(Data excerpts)
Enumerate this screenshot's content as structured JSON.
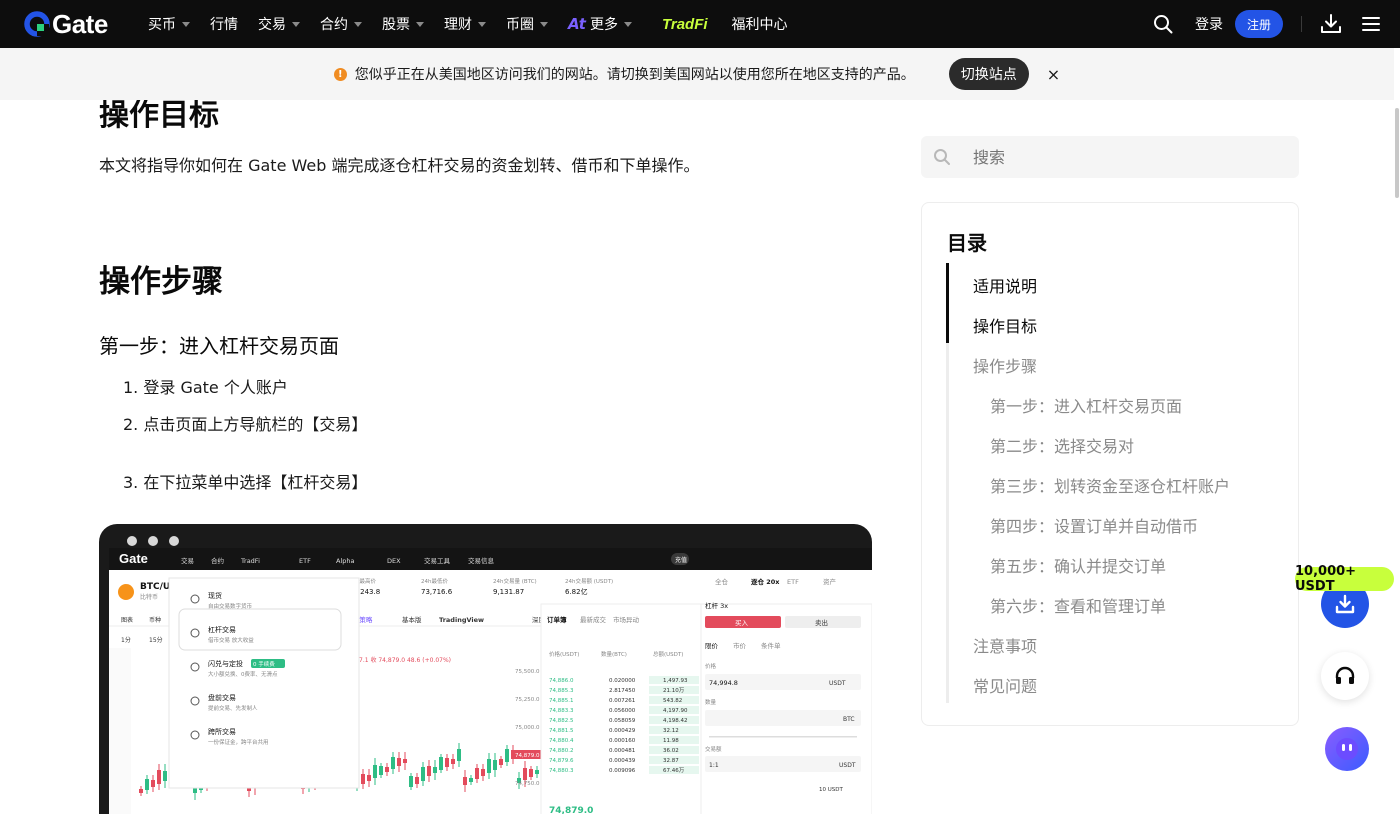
{
  "nav": {
    "logo_text": "Gate",
    "items": [
      {
        "label": "买币",
        "has_caret": true
      },
      {
        "label": "行情",
        "has_caret": false
      },
      {
        "label": "交易",
        "has_caret": true
      },
      {
        "label": "合约",
        "has_caret": true
      },
      {
        "label": "股票",
        "has_caret": true
      },
      {
        "label": "理财",
        "has_caret": true
      },
      {
        "label": "币圈",
        "has_caret": true
      },
      {
        "label": "更多",
        "has_caret": true
      },
      {
        "label": "TradFi",
        "has_caret": false
      },
      {
        "label": "福利中心",
        "has_caret": false
      }
    ],
    "ai_icon": "At",
    "login": "登录",
    "register": "注册"
  },
  "banner": {
    "text": "您似乎正在从美国地区访问我们的网站。请切换到美国网站以使用您所在地区支持的产品。",
    "switch_label": "切换站点",
    "close": "×"
  },
  "article": {
    "cut_heading": "操作目标",
    "intro": "本文将指导你如何在 Gate Web 端完成逐仓杠杆交易的资金划转、借币和下单操作。",
    "section_heading": "操作步骤",
    "step_heading": "第一步：进入杠杆交易页面",
    "steps": [
      "1. 登录 Gate 个人账户",
      "2. 点击页面上方导航栏的【交易】",
      "3. 在下拉菜单中选择【杠杆交易】"
    ]
  },
  "sidebar": {
    "search_placeholder": "搜索",
    "toc_title": "目录",
    "toc": [
      {
        "label": "适用说明",
        "level": 1,
        "active": true
      },
      {
        "label": "操作目标",
        "level": 1,
        "active": true
      },
      {
        "label": "操作步骤",
        "level": 1,
        "active": false
      },
      {
        "label": "第一步：进入杠杆交易页面",
        "level": 2,
        "active": false
      },
      {
        "label": "第二步：选择交易对",
        "level": 2,
        "active": false
      },
      {
        "label": "第三步：划转资金至逐仓杠杆账户",
        "level": 2,
        "active": false
      },
      {
        "label": "第四步：设置订单并自动借币",
        "level": 2,
        "active": false
      },
      {
        "label": "第五步：确认并提交订单",
        "level": 2,
        "active": false
      },
      {
        "label": "第六步：查看和管理订单",
        "level": 2,
        "active": false
      },
      {
        "label": "注意事项",
        "level": 1,
        "active": false
      },
      {
        "label": "常见问题",
        "level": 1,
        "active": false
      }
    ]
  },
  "floating": {
    "promo": "10,000+ USDT"
  },
  "screenshot": {
    "nav_items": [
      "交易",
      "合约",
      "TradFi",
      "ETF",
      "Alpha",
      "DEX",
      "交易工具",
      "交易信息"
    ],
    "pair": "BTC/USDT",
    "pair_sub": "比特币",
    "stats": [
      {
        "label": "24h最高价",
        "value": "75,243.8"
      },
      {
        "label": "24h最低价",
        "value": "73,716.6"
      },
      {
        "label": "24h交易量 (BTC)",
        "value": "9,131.87"
      },
      {
        "label": "24h交易额 (USDT)",
        "value": "6.82亿"
      }
    ],
    "chart_tabs": [
      "AI 策略",
      "基本版",
      "TradingView",
      "深度图"
    ],
    "interval": "15分",
    "price_line": "7.1  收 74,879.0 48.6 (+0.07%)",
    "dropdown": [
      {
        "title": "现货",
        "sub": "自由交易数字货币",
        "badge": ""
      },
      {
        "title": "杠杆交易",
        "sub": "借币交易 放大收益",
        "badge": ""
      },
      {
        "title": "闪兑与定投",
        "sub": "大小额兑换、0费率、无滑点",
        "badge": "0 手续费"
      },
      {
        "title": "盘前交易",
        "sub": "提前交易、先发制人",
        "badge": ""
      },
      {
        "title": "跨所交易",
        "sub": "一份保证金，跨平台共用",
        "badge": ""
      }
    ],
    "orderbook_tabs": [
      "订单簿",
      "最新成交",
      "市场异动"
    ],
    "orderbook_head": [
      "价格(USDT)",
      "数量(BTC)",
      "总额(USDT)"
    ],
    "asks": [
      [
        "74,886.0",
        "0.020000",
        "1,497.93"
      ],
      [
        "74,885.3",
        "2.817450",
        "21.10万"
      ],
      [
        "74,885.1",
        "0.007261",
        "543.82"
      ],
      [
        "74,883.3",
        "0.056000",
        "4,197.90"
      ],
      [
        "74,882.5",
        "0.058059",
        "4,198.42"
      ],
      [
        "74,881.5",
        "0.000429",
        "32.12"
      ],
      [
        "74,880.4",
        "0.000160",
        "11.98"
      ],
      [
        "74,880.2",
        "0.000481",
        "36.02"
      ],
      [
        "74,879.6",
        "0.000439",
        "32.87"
      ],
      [
        "74,880.3",
        "0.009096",
        "67.46万"
      ]
    ],
    "last_price": "74,879.0",
    "axis_prices": [
      "75,500.0",
      "75,250.0",
      "75,000.0",
      "74,879.0",
      "74,750.0"
    ],
    "trade_panel": {
      "tabs": [
        "全仓",
        "逐仓 20x",
        "ETF",
        "资产"
      ],
      "leverage": "杠杆 3x",
      "buy": "买入",
      "sell": "卖出",
      "order_tabs": [
        "限价",
        "市价",
        "条件单"
      ],
      "price_label": "价格",
      "price_value": "74,994.8",
      "price_unit": "USDT",
      "qty_label": "数量",
      "qty_unit": "BTC",
      "total_label": "交易额",
      "total_unit": "USDT",
      "avail": "10 USDT",
      "ratio": "1:1"
    },
    "top_right_button": "充值"
  }
}
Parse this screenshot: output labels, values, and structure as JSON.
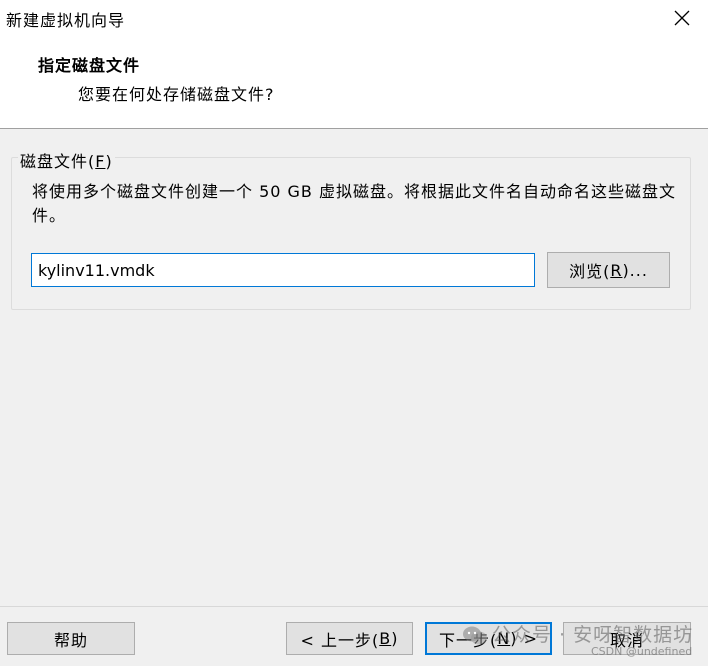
{
  "window": {
    "title": "新建虚拟机向导",
    "close_icon": "close-icon"
  },
  "header": {
    "heading": "指定磁盘文件",
    "subheading": "您要在何处存储磁盘文件?"
  },
  "disk_file_group": {
    "legend_prefix": "磁盘文件(",
    "legend_key": "F",
    "legend_suffix": ")",
    "description": "将使用多个磁盘文件创建一个 50 GB 虚拟磁盘。将根据此文件名自动命名这些磁盘文件。",
    "filename_value": "kylinv11.vmdk",
    "browse_prefix": "浏览(",
    "browse_key": "R",
    "browse_suffix": ")..."
  },
  "footer": {
    "help_label": "帮助",
    "back_prefix": "< 上一步(",
    "back_key": "B",
    "back_suffix": ")",
    "next_prefix": "下一步(",
    "next_key": "N",
    "next_suffix": ") >",
    "cancel_label": "取消"
  },
  "watermark": {
    "text": "公众号 · 安呀智数据坊",
    "icon": "wechat-icon",
    "csdn": "CSDN @undefined"
  },
  "colors": {
    "accent": "#0078d7",
    "button_bg": "#e1e1e1",
    "dialog_bg": "#f0f0f0"
  }
}
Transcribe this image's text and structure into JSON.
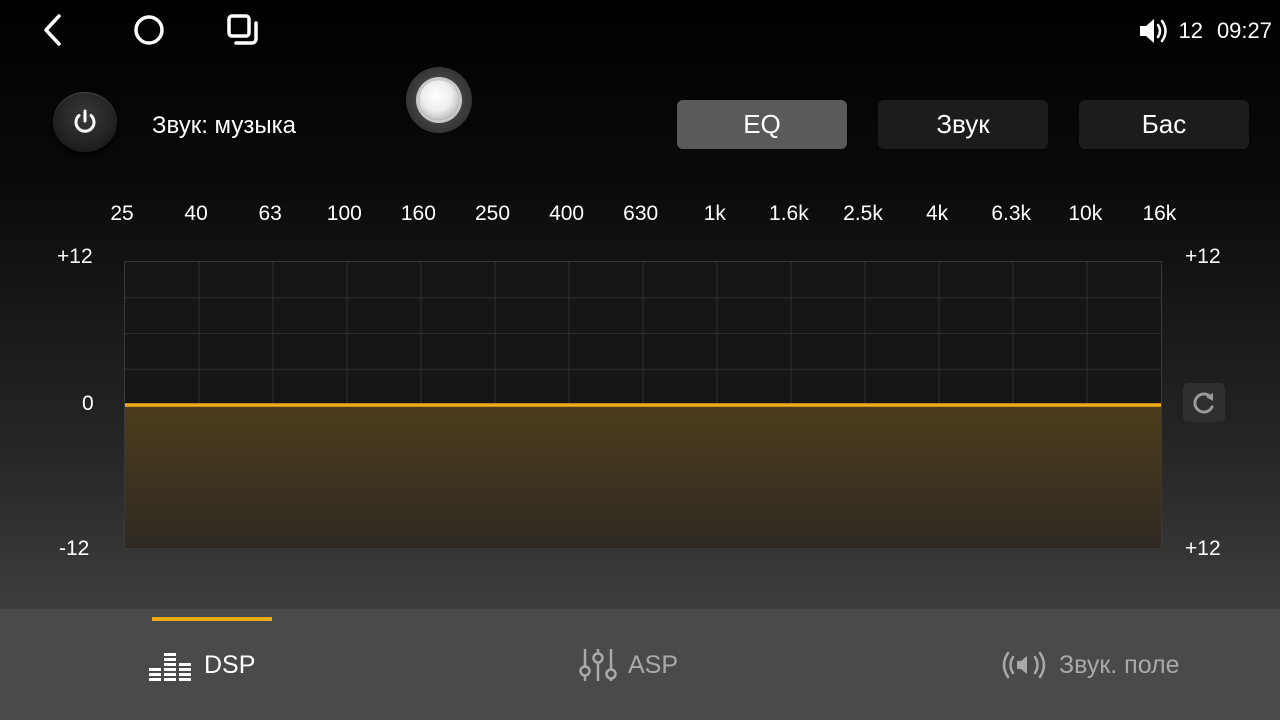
{
  "status_bar": {
    "volume": "12",
    "time": "09:27"
  },
  "header": {
    "sound_label": "Звук: музыка",
    "tabs": [
      "EQ",
      "Звук",
      "Бас"
    ],
    "active_tab": "EQ"
  },
  "eq": {
    "bands": [
      "25",
      "40",
      "63",
      "100",
      "160",
      "250",
      "400",
      "630",
      "1k",
      "1.6k",
      "2.5k",
      "4k",
      "6.3k",
      "10k",
      "16k"
    ],
    "gains_db": [
      0,
      0,
      0,
      0,
      0,
      0,
      0,
      0,
      0,
      0,
      0,
      0,
      0,
      0,
      0
    ],
    "scale_top": "+12",
    "scale_mid": "0",
    "scale_bottom_left": "-12",
    "scale_bottom_right": "+12",
    "range_db": [
      -12,
      12
    ],
    "curve_color": "#f1ad19"
  },
  "bottom_tabs": {
    "items": [
      "DSP",
      "ASP",
      "Звук. поле"
    ],
    "active": "DSP"
  },
  "icons": [
    "back-icon",
    "home-icon",
    "recents-icon",
    "volume-icon",
    "power-icon",
    "reset-icon",
    "equalizer-icon",
    "mixer-icon",
    "surround-icon"
  ]
}
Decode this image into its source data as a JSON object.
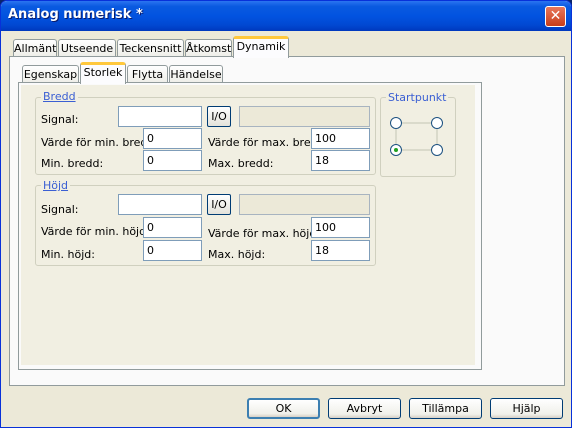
{
  "window": {
    "title": "Analog numerisk *",
    "close_glyph": "✕"
  },
  "outer_tabs": [
    "Allmänt",
    "Utseende",
    "Teckensnitt",
    "Åtkomst",
    "Dynamik"
  ],
  "inner_tabs": [
    "Egenskap",
    "Storlek",
    "Flytta",
    "Händelse"
  ],
  "bredd": {
    "legend": "Bredd",
    "signal_label": "Signal:",
    "signal_value": "",
    "io_label": "I/O",
    "io_display": "",
    "min_value_label": "Värde för min. bredd:",
    "min_value": "0",
    "max_value_label": "Värde för max. bredd:",
    "max_value": "100",
    "min_size_label": "Min. bredd:",
    "min_size": "0",
    "max_size_label": "Max. bredd:",
    "max_size": "18"
  },
  "hojd": {
    "legend": "Höjd",
    "signal_label": "Signal:",
    "signal_value": "",
    "io_label": "I/O",
    "io_display": "",
    "min_value_label": "Värde för min. höjd:",
    "min_value": "0",
    "max_value_label": "Värde för max. höjd:",
    "max_value": "100",
    "min_size_label": "Min. höjd:",
    "min_size": "0",
    "max_size_label": "Max. höjd:",
    "max_size": "18"
  },
  "startpunkt": {
    "legend": "Startpunkt",
    "selected": "bottom-left"
  },
  "buttons": {
    "ok": "OK",
    "cancel": "Avbryt",
    "apply": "Tillämpa",
    "help": "Hjälp"
  }
}
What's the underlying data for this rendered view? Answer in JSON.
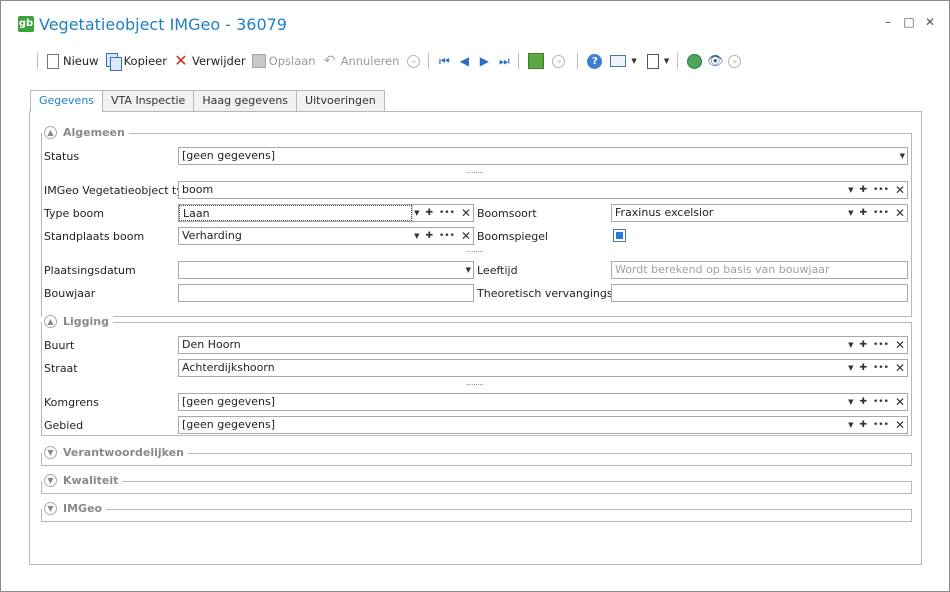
{
  "window": {
    "title": "Vegetatieobject IMGeo - 36079",
    "logo_text": "gb",
    "controls": {
      "minimize": "–",
      "maximize": "□",
      "close": "✕"
    }
  },
  "toolbar": {
    "new_label": "Nieuw",
    "copy_label": "Kopieer",
    "delete_label": "Verwijder",
    "save_label": "Opslaan",
    "cancel_label": "Annuleren"
  },
  "tabs": [
    {
      "label": "Gegevens",
      "active": true
    },
    {
      "label": "VTA Inspectie",
      "active": false
    },
    {
      "label": "Haag gegevens",
      "active": false
    },
    {
      "label": "Uitvoeringen",
      "active": false
    }
  ],
  "groups": {
    "algemeen": {
      "title": "Algemeen",
      "status_label": "Status",
      "status_value": "[geen gegevens]",
      "type_label": "IMGeo Vegetatieobject type",
      "type_value": "boom",
      "typeboom_label": "Type boom",
      "typeboom_value": "Laan",
      "boomsoort_label": "Boomsoort",
      "boomsoort_value": "Fraxinus excelsior",
      "standplaats_label": "Standplaats boom",
      "standplaats_value": "Verharding",
      "boomspiegel_label": "Boomspiegel",
      "boomspiegel_checked": true,
      "plaatsingsdatum_label": "Plaatsingsdatum",
      "plaatsingsdatum_value": "",
      "leeftijd_label": "Leeftijd",
      "leeftijd_placeholder": "Wordt berekend op basis van bouwjaar",
      "bouwjaar_label": "Bouwjaar",
      "bouwjaar_value": "",
      "vervanging_label": "Theoretisch vervangingsjaar",
      "vervanging_value": ""
    },
    "ligging": {
      "title": "Ligging",
      "buurt_label": "Buurt",
      "buurt_value": "Den Hoorn",
      "straat_label": "Straat",
      "straat_value": "Achterdijkshoorn",
      "komgrens_label": "Komgrens",
      "komgrens_value": "[geen gegevens]",
      "gebied_label": "Gebied",
      "gebied_value": "[geen gegevens]"
    },
    "verantwoordelijken": {
      "title": "Verantwoordelijken"
    },
    "kwaliteit": {
      "title": "Kwaliteit"
    },
    "imgeo": {
      "title": "IMGeo"
    }
  },
  "icons": {
    "group_expanded": "chevron-up-circle-icon",
    "group_collapsed": "chevron-down-circle-icon"
  }
}
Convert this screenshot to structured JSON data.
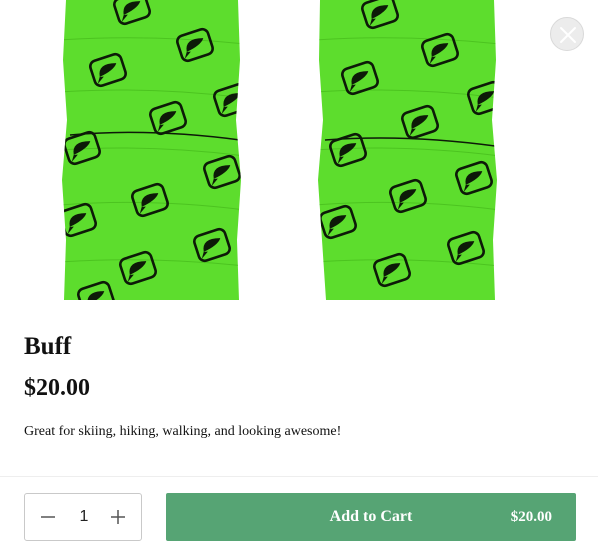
{
  "product": {
    "name": "Buff",
    "price": "$20.00",
    "description": "Great for skiing, hiking, walking, and looking awesome!",
    "image_color": "#5ddd2d",
    "pattern_icon": "speech-bubble-logo-icon"
  },
  "footer": {
    "quantity": "1",
    "add_to_cart_label": "Add to Cart",
    "add_to_cart_price": "$20.00",
    "button_color": "#56a474"
  },
  "icons": {
    "close": "close-icon",
    "minus": "minus-icon",
    "plus": "plus-icon"
  }
}
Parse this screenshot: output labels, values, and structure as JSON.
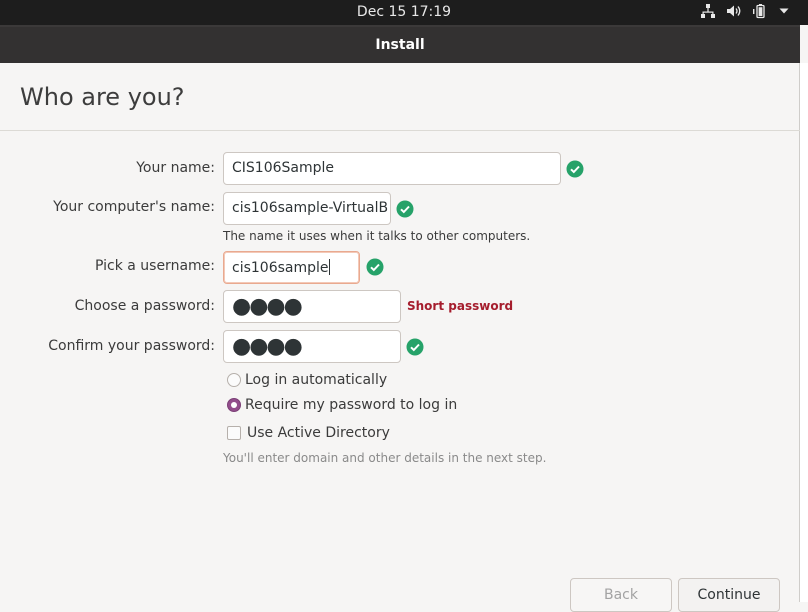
{
  "topbar": {
    "datetime": "Dec 15  17:19",
    "icons": [
      "network-icon",
      "volume-icon",
      "battery-icon",
      "system-menu-chevron-icon"
    ]
  },
  "window": {
    "title": "Install"
  },
  "page": {
    "heading": "Who are you?"
  },
  "form": {
    "name": {
      "label": "Your name:",
      "value": "CIS106Sample",
      "valid": true
    },
    "computer": {
      "label": "Your computer's name:",
      "value": "cis106sample-VirtualB",
      "valid": true,
      "hint": "The name it uses when it talks to other computers."
    },
    "username": {
      "label": "Pick a username:",
      "value": "cis106sample",
      "valid": true
    },
    "password": {
      "label": "Choose a password:",
      "value": "●●●●",
      "status": "Short password"
    },
    "confirm": {
      "label": "Confirm your password:",
      "value": "●●●●",
      "valid": true
    }
  },
  "options": {
    "login_auto": {
      "label": "Log in automatically",
      "selected": false
    },
    "require_password": {
      "label": "Require my password to log in",
      "selected": true
    },
    "active_directory": {
      "label": "Use Active Directory",
      "checked": false
    },
    "ad_hint": "You'll enter domain and other details in the next step."
  },
  "buttons": {
    "back": "Back",
    "continue": "Continue"
  },
  "colors": {
    "valid": "#26a269",
    "error": "#a51d2d",
    "accent": "#924d8b",
    "focus": "#e9a98f"
  }
}
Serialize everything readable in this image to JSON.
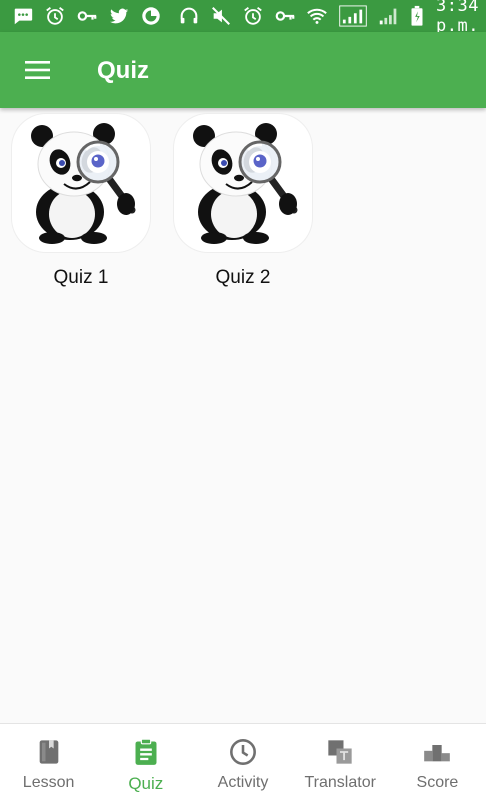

# [GIVEN PROBLEM]
Pick out each line in the material containing "Värde".

# [THE RESULT]
    "min_value_label": "Värde för min. bredd:",
    "max_value_label": "Värde för max. bredd:",
    "min_value_label": "Värde för min. höjd:",
    "max_value_label": "Värde för max. höjd:",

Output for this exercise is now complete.